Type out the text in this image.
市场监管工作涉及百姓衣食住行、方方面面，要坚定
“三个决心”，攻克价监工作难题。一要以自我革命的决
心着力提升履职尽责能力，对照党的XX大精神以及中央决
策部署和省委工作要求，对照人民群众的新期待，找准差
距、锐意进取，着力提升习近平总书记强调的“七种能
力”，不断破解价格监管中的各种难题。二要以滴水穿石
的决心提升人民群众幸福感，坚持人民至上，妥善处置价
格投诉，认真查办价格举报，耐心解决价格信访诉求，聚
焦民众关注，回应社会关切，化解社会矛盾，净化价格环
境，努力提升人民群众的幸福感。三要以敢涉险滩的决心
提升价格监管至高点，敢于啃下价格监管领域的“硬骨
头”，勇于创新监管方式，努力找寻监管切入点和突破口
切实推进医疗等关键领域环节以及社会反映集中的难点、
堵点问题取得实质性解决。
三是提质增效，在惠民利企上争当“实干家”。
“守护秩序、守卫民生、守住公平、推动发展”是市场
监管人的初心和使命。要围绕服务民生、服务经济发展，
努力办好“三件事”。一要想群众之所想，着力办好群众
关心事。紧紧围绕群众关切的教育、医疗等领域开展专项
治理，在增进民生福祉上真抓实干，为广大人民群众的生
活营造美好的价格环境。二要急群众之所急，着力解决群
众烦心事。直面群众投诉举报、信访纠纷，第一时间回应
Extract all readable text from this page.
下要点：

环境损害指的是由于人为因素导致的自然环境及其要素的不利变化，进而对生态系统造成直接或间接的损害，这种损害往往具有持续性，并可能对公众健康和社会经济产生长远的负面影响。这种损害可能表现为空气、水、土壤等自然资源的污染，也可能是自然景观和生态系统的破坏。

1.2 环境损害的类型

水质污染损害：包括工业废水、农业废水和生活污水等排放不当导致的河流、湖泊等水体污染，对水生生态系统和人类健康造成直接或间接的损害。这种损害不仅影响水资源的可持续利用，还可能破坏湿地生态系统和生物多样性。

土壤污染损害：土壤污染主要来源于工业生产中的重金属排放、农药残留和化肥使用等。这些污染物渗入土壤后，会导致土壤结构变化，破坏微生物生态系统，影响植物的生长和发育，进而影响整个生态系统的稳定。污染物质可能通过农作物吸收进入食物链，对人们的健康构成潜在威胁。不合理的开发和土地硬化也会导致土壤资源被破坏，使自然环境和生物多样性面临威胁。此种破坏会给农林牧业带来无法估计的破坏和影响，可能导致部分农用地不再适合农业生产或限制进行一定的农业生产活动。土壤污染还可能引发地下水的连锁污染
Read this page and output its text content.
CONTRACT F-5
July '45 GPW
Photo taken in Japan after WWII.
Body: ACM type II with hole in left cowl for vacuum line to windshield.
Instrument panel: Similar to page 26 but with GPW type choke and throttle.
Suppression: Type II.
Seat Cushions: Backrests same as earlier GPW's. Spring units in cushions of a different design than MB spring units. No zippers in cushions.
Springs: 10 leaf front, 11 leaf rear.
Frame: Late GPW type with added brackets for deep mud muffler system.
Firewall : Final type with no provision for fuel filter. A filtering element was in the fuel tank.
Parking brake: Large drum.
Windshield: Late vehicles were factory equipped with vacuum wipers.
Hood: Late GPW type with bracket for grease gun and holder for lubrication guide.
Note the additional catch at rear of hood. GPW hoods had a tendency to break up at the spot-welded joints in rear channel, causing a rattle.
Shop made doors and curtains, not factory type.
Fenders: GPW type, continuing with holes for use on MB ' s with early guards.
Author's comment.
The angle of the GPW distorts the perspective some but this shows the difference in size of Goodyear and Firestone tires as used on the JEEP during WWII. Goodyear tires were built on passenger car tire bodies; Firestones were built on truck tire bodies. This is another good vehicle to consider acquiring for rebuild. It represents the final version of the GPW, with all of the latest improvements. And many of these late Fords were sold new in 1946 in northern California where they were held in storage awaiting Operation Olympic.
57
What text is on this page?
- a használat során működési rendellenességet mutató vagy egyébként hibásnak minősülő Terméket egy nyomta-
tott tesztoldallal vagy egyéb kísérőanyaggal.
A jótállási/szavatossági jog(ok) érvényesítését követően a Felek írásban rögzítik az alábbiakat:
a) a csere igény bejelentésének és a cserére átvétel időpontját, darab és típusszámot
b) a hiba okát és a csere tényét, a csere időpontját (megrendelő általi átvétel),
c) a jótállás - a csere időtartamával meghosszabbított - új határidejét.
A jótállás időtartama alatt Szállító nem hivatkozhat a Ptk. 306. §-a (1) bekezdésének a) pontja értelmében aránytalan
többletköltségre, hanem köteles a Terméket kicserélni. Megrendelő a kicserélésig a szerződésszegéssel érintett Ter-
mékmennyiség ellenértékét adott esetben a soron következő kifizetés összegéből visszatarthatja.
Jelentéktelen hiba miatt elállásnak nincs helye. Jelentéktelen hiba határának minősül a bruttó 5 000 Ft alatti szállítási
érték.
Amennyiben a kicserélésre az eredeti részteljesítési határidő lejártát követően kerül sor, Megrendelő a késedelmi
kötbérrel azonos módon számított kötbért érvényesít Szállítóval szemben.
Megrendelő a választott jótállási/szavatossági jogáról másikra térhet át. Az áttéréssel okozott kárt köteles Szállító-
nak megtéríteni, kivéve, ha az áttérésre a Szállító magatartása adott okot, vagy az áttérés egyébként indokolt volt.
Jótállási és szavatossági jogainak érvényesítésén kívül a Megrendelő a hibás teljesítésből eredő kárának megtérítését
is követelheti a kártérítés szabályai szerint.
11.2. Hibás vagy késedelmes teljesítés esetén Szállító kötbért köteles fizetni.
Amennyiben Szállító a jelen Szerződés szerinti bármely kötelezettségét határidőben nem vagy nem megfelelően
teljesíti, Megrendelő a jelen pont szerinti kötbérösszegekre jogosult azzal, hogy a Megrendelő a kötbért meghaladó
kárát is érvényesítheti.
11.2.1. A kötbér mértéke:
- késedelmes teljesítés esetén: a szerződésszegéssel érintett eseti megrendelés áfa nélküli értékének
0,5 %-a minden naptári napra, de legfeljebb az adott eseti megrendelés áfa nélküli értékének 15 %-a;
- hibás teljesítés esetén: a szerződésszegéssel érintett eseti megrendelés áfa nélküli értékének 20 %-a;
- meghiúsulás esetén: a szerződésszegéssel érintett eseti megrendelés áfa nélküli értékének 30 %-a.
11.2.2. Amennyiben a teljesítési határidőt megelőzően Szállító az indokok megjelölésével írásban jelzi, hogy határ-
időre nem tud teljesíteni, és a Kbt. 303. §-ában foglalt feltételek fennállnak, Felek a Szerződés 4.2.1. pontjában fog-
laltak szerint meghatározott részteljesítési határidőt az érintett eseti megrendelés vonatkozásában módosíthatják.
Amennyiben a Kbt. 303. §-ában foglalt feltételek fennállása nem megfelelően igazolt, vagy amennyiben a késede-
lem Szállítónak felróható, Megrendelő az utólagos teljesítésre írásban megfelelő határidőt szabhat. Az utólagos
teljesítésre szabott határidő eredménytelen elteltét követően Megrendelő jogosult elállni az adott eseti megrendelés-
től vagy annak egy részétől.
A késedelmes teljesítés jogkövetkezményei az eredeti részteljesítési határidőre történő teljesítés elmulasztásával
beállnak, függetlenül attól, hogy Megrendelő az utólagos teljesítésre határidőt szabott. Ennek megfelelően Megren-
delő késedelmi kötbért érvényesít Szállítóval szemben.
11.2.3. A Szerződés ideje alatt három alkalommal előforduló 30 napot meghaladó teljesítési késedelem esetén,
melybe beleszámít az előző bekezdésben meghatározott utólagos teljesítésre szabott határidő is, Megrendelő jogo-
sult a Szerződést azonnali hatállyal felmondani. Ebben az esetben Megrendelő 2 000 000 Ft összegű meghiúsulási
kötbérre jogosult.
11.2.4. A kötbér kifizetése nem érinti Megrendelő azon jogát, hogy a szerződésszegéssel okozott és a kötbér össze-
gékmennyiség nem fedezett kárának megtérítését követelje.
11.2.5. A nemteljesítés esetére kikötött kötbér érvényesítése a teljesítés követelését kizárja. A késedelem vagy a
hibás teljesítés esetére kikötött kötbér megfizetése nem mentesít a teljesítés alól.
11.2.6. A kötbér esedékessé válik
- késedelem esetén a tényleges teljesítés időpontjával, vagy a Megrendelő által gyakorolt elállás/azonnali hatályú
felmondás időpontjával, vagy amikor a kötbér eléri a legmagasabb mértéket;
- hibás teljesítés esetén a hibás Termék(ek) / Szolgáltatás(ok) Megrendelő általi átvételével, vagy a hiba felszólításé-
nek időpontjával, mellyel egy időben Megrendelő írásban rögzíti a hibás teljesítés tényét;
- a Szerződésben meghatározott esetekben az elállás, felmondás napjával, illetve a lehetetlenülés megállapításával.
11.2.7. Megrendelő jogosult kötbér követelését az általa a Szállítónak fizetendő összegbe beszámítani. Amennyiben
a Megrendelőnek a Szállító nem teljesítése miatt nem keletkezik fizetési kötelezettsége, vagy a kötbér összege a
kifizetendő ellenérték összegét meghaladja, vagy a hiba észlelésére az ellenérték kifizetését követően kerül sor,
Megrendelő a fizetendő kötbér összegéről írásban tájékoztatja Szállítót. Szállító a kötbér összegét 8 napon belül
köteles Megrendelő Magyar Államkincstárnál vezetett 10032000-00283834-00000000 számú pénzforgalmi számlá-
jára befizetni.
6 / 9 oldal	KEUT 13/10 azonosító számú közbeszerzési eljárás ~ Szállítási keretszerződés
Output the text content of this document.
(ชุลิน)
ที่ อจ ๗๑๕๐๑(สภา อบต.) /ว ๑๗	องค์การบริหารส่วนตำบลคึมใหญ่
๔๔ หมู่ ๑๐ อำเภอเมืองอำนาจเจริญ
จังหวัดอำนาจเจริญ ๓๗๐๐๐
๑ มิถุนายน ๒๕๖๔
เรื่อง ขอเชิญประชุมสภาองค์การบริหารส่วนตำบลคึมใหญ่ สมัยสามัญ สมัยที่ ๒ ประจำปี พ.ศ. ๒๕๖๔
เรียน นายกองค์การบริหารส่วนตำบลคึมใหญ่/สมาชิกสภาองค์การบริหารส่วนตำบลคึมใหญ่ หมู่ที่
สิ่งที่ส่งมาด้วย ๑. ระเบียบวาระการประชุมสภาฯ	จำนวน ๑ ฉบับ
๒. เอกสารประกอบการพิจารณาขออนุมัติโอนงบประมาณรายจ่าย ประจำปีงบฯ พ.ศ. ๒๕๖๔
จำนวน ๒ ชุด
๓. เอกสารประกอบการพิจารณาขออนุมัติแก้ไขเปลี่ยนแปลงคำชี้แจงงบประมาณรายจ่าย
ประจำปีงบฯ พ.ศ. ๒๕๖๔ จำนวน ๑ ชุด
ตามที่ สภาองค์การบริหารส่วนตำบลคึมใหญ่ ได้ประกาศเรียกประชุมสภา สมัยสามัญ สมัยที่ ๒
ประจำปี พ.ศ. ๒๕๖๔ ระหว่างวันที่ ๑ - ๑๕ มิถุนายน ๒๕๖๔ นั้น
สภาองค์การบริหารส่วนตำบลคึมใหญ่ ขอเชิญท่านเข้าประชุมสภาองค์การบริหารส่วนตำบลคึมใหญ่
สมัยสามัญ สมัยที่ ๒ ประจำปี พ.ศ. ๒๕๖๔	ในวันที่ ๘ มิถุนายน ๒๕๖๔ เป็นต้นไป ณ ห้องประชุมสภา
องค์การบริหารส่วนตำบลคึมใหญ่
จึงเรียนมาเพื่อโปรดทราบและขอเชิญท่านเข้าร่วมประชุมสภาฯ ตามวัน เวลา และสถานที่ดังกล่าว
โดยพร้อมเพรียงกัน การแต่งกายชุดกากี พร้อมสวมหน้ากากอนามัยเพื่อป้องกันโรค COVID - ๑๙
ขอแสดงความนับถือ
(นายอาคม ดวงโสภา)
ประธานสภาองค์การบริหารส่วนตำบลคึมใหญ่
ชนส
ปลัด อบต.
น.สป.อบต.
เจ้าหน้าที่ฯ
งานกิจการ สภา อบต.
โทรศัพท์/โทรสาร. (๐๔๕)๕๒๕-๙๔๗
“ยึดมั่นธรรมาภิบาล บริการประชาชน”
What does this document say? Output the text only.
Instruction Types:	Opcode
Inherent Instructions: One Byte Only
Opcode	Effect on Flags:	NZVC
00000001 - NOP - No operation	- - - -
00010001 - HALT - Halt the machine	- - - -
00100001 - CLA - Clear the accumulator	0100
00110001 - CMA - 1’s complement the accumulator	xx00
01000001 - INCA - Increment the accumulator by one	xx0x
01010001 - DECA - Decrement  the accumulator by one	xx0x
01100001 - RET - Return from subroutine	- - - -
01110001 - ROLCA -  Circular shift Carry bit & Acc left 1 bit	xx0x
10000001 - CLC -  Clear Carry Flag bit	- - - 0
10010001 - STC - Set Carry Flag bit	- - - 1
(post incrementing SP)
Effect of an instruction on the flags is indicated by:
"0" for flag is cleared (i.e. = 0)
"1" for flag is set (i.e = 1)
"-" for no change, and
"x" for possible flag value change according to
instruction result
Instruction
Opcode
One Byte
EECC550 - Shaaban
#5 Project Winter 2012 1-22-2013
______________________________
WHAT THE EXERCISE ASKS - In the records above, find each line with the word "azonnali" and copy it.

OUTPUT FOR THIS TASK -
sult a Szerződést azonnali hatállyal felmondani. Ebben az esetben Megrendelő 2 000 000 Ft összegű meghiúsulási
- késedelem esetén a tényleges teljesítés időpontjával, vagy a Megrendelő által gyakorolt elállás/azonnali hatályú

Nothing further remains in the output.